EXERCISE OBJECTIVE
Transcribe all of the material exactly. Any picture in it should be left out.
— Start LISTED ENTRIES —
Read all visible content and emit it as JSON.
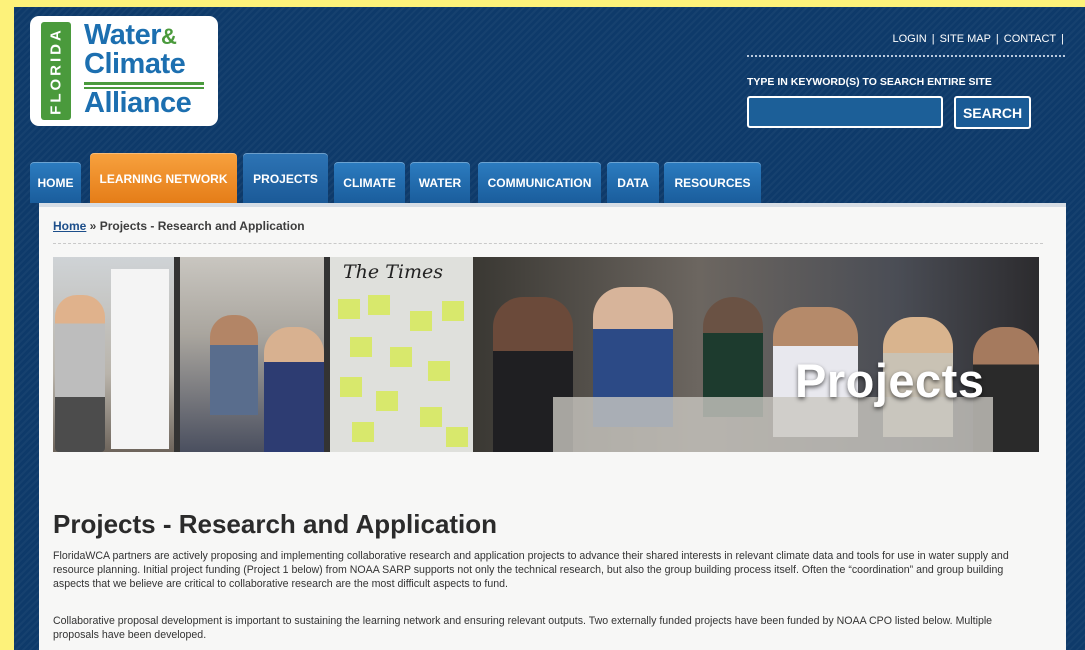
{
  "logo": {
    "vertical": "FLORIDA",
    "line1": "Water",
    "amp": "&",
    "line2": "Climate",
    "line3": "Alliance"
  },
  "toplinks": [
    "LOGIN",
    "SITE MAP",
    "CONTACT"
  ],
  "search": {
    "label": "TYPE IN KEYWORD(S) TO SEARCH ENTIRE SITE",
    "placeholder": "",
    "button": "SEARCH"
  },
  "nav": {
    "tabs": [
      "HOME",
      "LEARNING NETWORK",
      "PROJECTS",
      "CLIMATE",
      "WATER",
      "COMMUNICATION",
      "DATA",
      "RESOURCES"
    ],
    "active": "PROJECTS"
  },
  "breadcrumb": {
    "home": "Home",
    "sep": " » ",
    "current": "Projects - Research and Application"
  },
  "banner": {
    "newspaper": "The Times",
    "title": "Projects"
  },
  "main": {
    "title": "Projects - Research and Application",
    "paragraphs": [
      "FloridaWCA partners are actively proposing and implementing collaborative research and application projects to advance their shared interests in relevant climate data and tools for use in water supply and resource planning. Initial project funding (Project 1 below) from NOAA SARP supports not only the technical research, but also the group building process itself. Often the “coordination” and group building aspects that we believe are critical to collaborative research are the most difficult aspects to fund.",
      "Collaborative proposal development is important to sustaining the learning network and ensuring relevant outputs. Two externally funded projects have been funded by NOAA CPO listed below. Multiple proposals have been developed."
    ]
  },
  "colors": {
    "page_bg": "#fdf27a",
    "site_bg": "#0e3a6a",
    "tab_blue": "#2c7cc0",
    "tab_orange": "#f7a13e",
    "logo_green": "#4a9a3c",
    "logo_blue": "#1c6fb0"
  }
}
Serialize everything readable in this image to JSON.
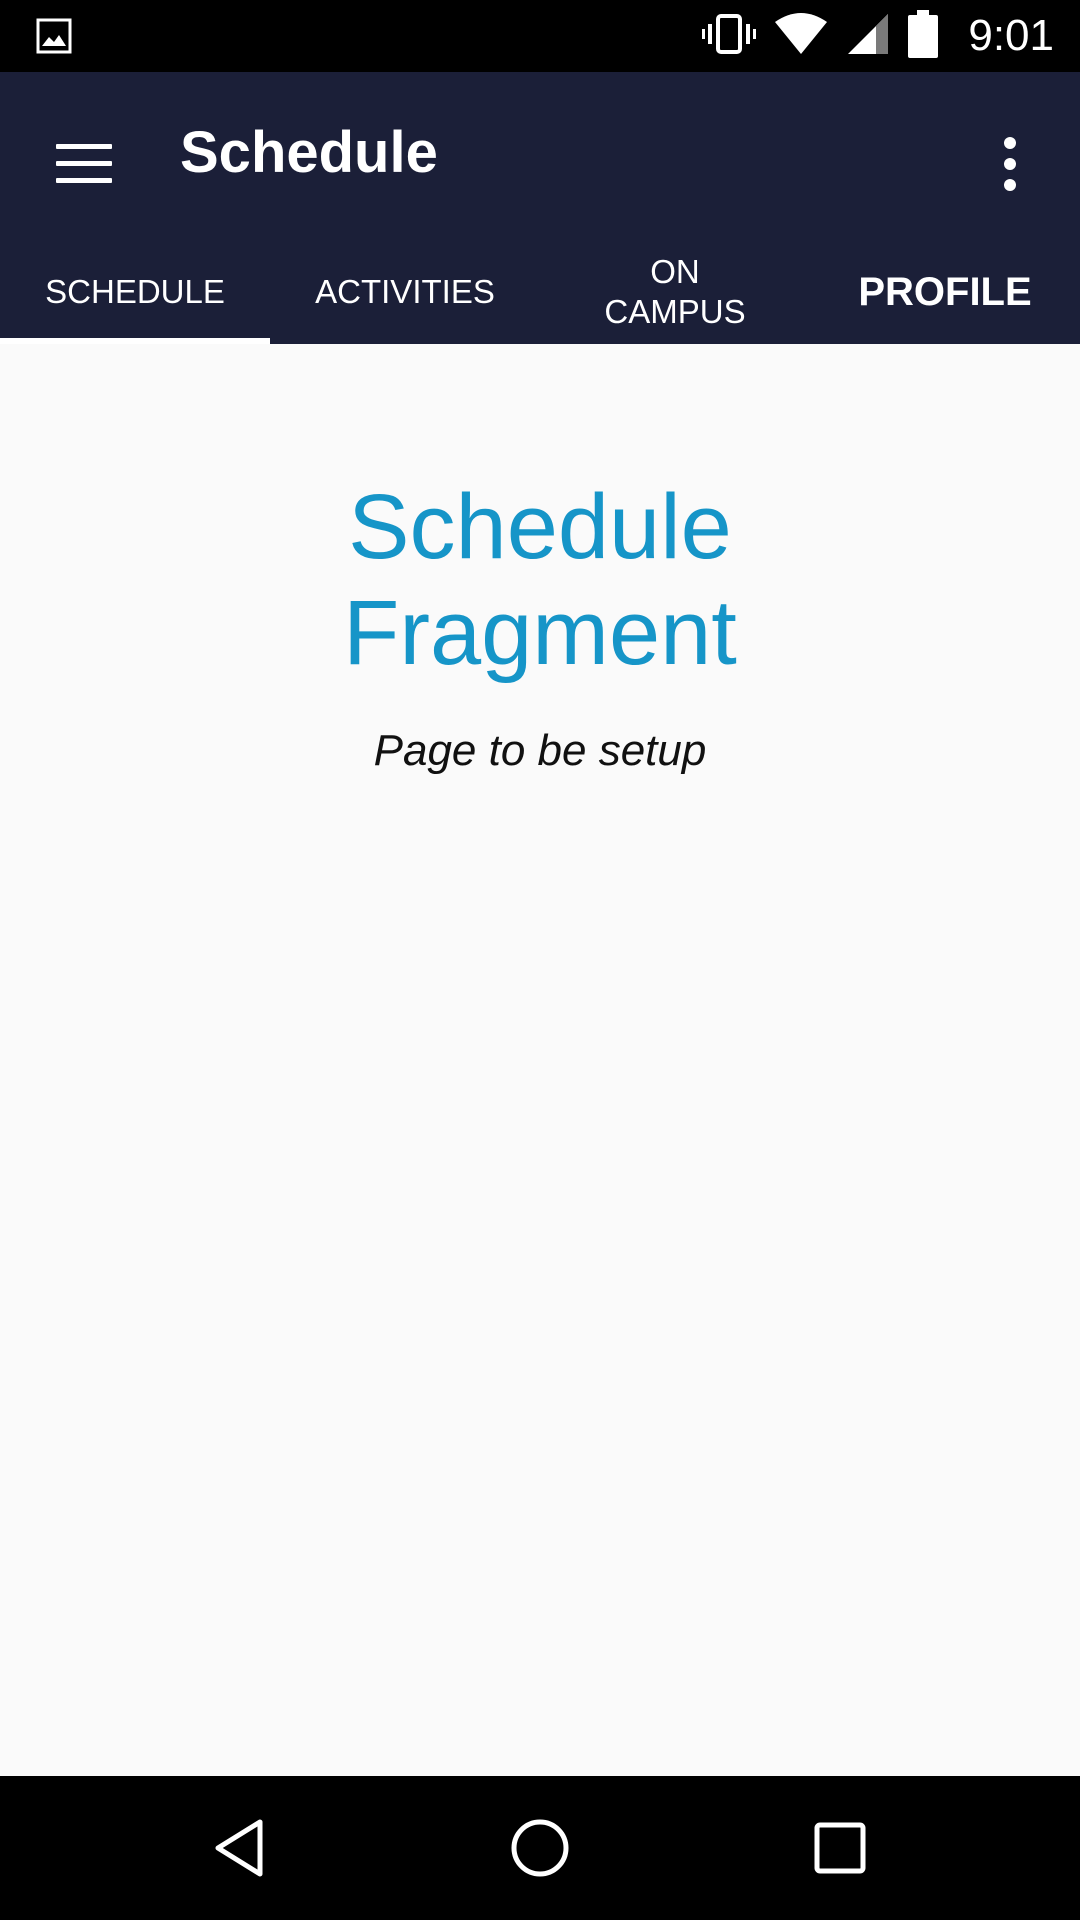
{
  "status_bar": {
    "time": "9:01",
    "icons": [
      "image-notification-icon",
      "vibrate-icon",
      "wifi-icon",
      "cell-signal-icon",
      "battery-icon"
    ]
  },
  "toolbar": {
    "title": "Schedule",
    "menu_icon": "hamburger-menu-icon",
    "overflow_icon": "more-vert-icon"
  },
  "tabs": [
    {
      "label": "SCHEDULE",
      "active": true
    },
    {
      "label": "ACTIVITIES",
      "active": false
    },
    {
      "label_line1": "ON",
      "label_line2": "CAMPUS",
      "active": false
    },
    {
      "label": "PROFILE",
      "active": false
    }
  ],
  "content": {
    "title_line1": "Schedule",
    "title_line2": "Fragment",
    "subtitle": "Page to be setup"
  },
  "nav_bar": {
    "icons": [
      "back-icon",
      "home-icon",
      "recents-icon"
    ]
  },
  "colors": {
    "app_bar": "#1b1f38",
    "accent_text": "#1695c8",
    "background": "#fafafa"
  }
}
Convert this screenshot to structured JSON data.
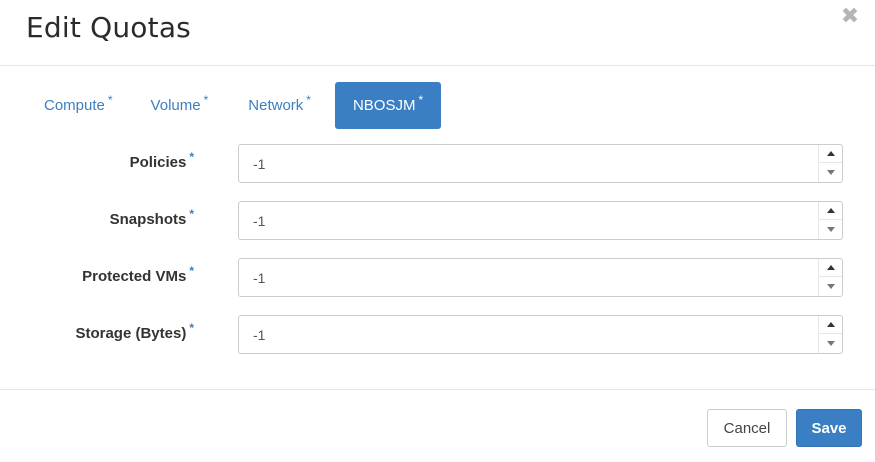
{
  "dialog": {
    "title": "Edit Quotas",
    "close_glyph": "✖"
  },
  "tabs": [
    {
      "label": "Compute",
      "required": "*",
      "active": false
    },
    {
      "label": "Volume",
      "required": "*",
      "active": false
    },
    {
      "label": "Network",
      "required": "*",
      "active": false
    },
    {
      "label": "NBOSJM",
      "required": "*",
      "active": true
    }
  ],
  "fields": [
    {
      "label": "Policies",
      "required": "*",
      "value": "-1"
    },
    {
      "label": "Snapshots",
      "required": "*",
      "value": "-1"
    },
    {
      "label": "Protected VMs",
      "required": "*",
      "value": "-1"
    },
    {
      "label": "Storage (Bytes)",
      "required": "*",
      "value": "-1"
    }
  ],
  "footer": {
    "cancel_label": "Cancel",
    "save_label": "Save"
  },
  "colors": {
    "accent": "#3a7fc3",
    "link": "#3c7fc0",
    "border": "#cccccc"
  }
}
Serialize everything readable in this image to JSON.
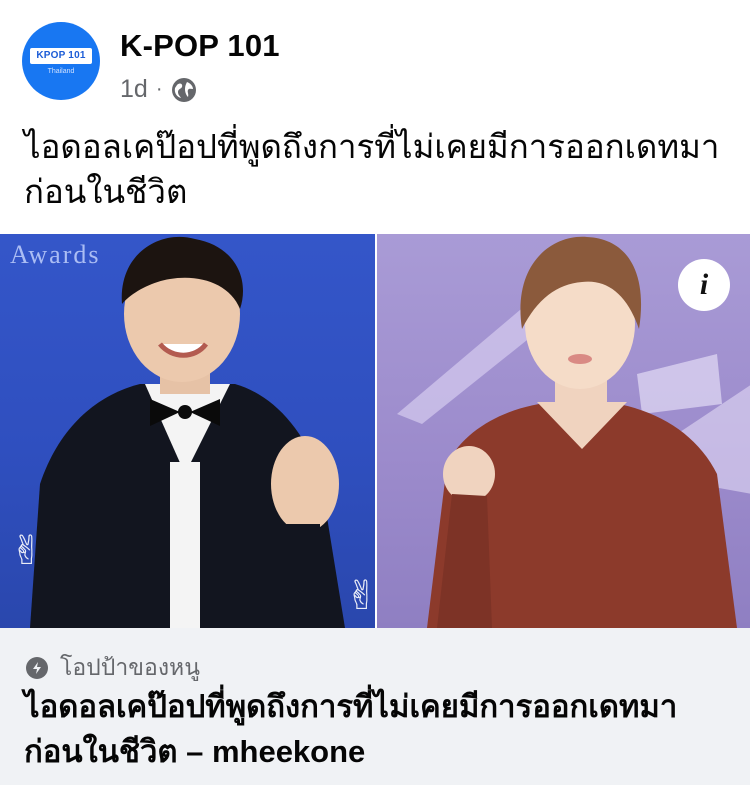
{
  "post": {
    "page_name": "K-POP 101",
    "timestamp": "1d",
    "separator": "·",
    "avatar_badge": "KPOP 101",
    "avatar_sub": "Thailand",
    "text_line1": "ไอดอลเคป๊อปที่พูดถึงการที่ไม่เคยมีการออกเดทมา",
    "text_line2": "ก่อนในชีวิต"
  },
  "media": {
    "photo_left_caption": "Awards",
    "info_label": "i"
  },
  "link": {
    "domain": "โอปป้าของหนู",
    "title_line1": "ไอดอลเคป๊อปที่พูดถึงการที่ไม่เคยมีการออกเดทมา",
    "title_line2": "ก่อนในชีวิต – mheekone"
  },
  "icons": {
    "globe": "globe-icon",
    "info": "info-icon",
    "bolt": "bolt-icon"
  },
  "colors": {
    "accent": "#1877f2",
    "meta_text": "#65676b",
    "card_bg": "#f0f2f5"
  }
}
— End LISTED ENTRIES —
RESULT FOR THIS TASK
Read all visible content and emit it as JSON.
{
  "logo": {
    "vertical": "FLORIDA",
    "line1": "Water",
    "amp": "&",
    "line2": "Climate",
    "line3": "Alliance"
  },
  "toplinks": [
    "LOGIN",
    "SITE MAP",
    "CONTACT"
  ],
  "search": {
    "label": "TYPE IN KEYWORD(S) TO SEARCH ENTIRE SITE",
    "placeholder": "",
    "button": "SEARCH"
  },
  "nav": {
    "tabs": [
      "HOME",
      "LEARNING NETWORK",
      "PROJECTS",
      "CLIMATE",
      "WATER",
      "COMMUNICATION",
      "DATA",
      "RESOURCES"
    ],
    "active": "PROJECTS"
  },
  "breadcrumb": {
    "home": "Home",
    "sep": " » ",
    "current": "Projects - Research and Application"
  },
  "banner": {
    "newspaper": "The Times",
    "title": "Projects"
  },
  "main": {
    "title": "Projects - Research and Application",
    "paragraphs": [
      "FloridaWCA partners are actively proposing and implementing collaborative research and application projects to advance their shared interests in relevant climate data and tools for use in water supply and resource planning. Initial project funding (Project 1 below) from NOAA SARP supports not only the technical research, but also the group building process itself. Often the “coordination” and group building aspects that we believe are critical to collaborative research are the most difficult aspects to fund.",
      "Collaborative proposal development is important to sustaining the learning network and ensuring relevant outputs. Two externally funded projects have been funded by NOAA CPO listed below. Multiple proposals have been developed."
    ]
  },
  "colors": {
    "page_bg": "#fdf27a",
    "site_bg": "#0e3a6a",
    "tab_blue": "#2c7cc0",
    "tab_orange": "#f7a13e",
    "logo_green": "#4a9a3c",
    "logo_blue": "#1c6fb0"
  }
}
Serialize everything readable in this image to JSON.
{
  "status_bar": {
    "time": "9:01",
    "icons": [
      "image-notification-icon",
      "vibrate-icon",
      "wifi-icon",
      "cell-signal-icon",
      "battery-icon"
    ]
  },
  "toolbar": {
    "title": "Schedule",
    "menu_icon": "hamburger-menu-icon",
    "overflow_icon": "more-vert-icon"
  },
  "tabs": [
    {
      "label": "SCHEDULE",
      "active": true
    },
    {
      "label": "ACTIVITIES",
      "active": false
    },
    {
      "label_line1": "ON",
      "label_line2": "CAMPUS",
      "active": false
    },
    {
      "label": "PROFILE",
      "active": false
    }
  ],
  "content": {
    "title_line1": "Schedule",
    "title_line2": "Fragment",
    "subtitle": "Page to be setup"
  },
  "nav_bar": {
    "icons": [
      "back-icon",
      "home-icon",
      "recents-icon"
    ]
  },
  "colors": {
    "app_bar": "#1b1f38",
    "accent_text": "#1695c8",
    "background": "#fafafa"
  }
}
Convert this screenshot to structured JSON data.
{
  "dialog": {
    "title": "Edit Quotas",
    "close_glyph": "✖"
  },
  "tabs": [
    {
      "label": "Compute",
      "required": "*",
      "active": false
    },
    {
      "label": "Volume",
      "required": "*",
      "active": false
    },
    {
      "label": "Network",
      "required": "*",
      "active": false
    },
    {
      "label": "NBOSJM",
      "required": "*",
      "active": true
    }
  ],
  "fields": [
    {
      "label": "Policies",
      "required": "*",
      "value": "-1"
    },
    {
      "label": "Snapshots",
      "required": "*",
      "value": "-1"
    },
    {
      "label": "Protected VMs",
      "required": "*",
      "value": "-1"
    },
    {
      "label": "Storage (Bytes)",
      "required": "*",
      "value": "-1"
    }
  ],
  "footer": {
    "cancel_label": "Cancel",
    "save_label": "Save"
  },
  "colors": {
    "accent": "#3a7fc3",
    "link": "#3c7fc0",
    "border": "#cccccc"
  }
}
Serialize everything readable in this image to JSON.
{
  "post": {
    "page_name": "K-POP 101",
    "timestamp": "1d",
    "separator": "·",
    "avatar_badge": "KPOP 101",
    "avatar_sub": "Thailand",
    "text_line1": "ไอดอลเคป๊อปที่พูดถึงการที่ไม่เคยมีการออกเดทมา",
    "text_line2": "ก่อนในชีวิต"
  },
  "media": {
    "photo_left_caption": "Awards",
    "info_label": "i"
  },
  "link": {
    "domain": "โอปป้าของหนู",
    "title_line1": "ไอดอลเคป๊อปที่พูดถึงการที่ไม่เคยมีการออกเดทมา",
    "title_line2": "ก่อนในชีวิต – mheekone"
  },
  "icons": {
    "globe": "globe-icon",
    "info": "info-icon",
    "bolt": "bolt-icon"
  },
  "colors": {
    "accent": "#1877f2",
    "meta_text": "#65676b",
    "card_bg": "#f0f2f5"
  }
}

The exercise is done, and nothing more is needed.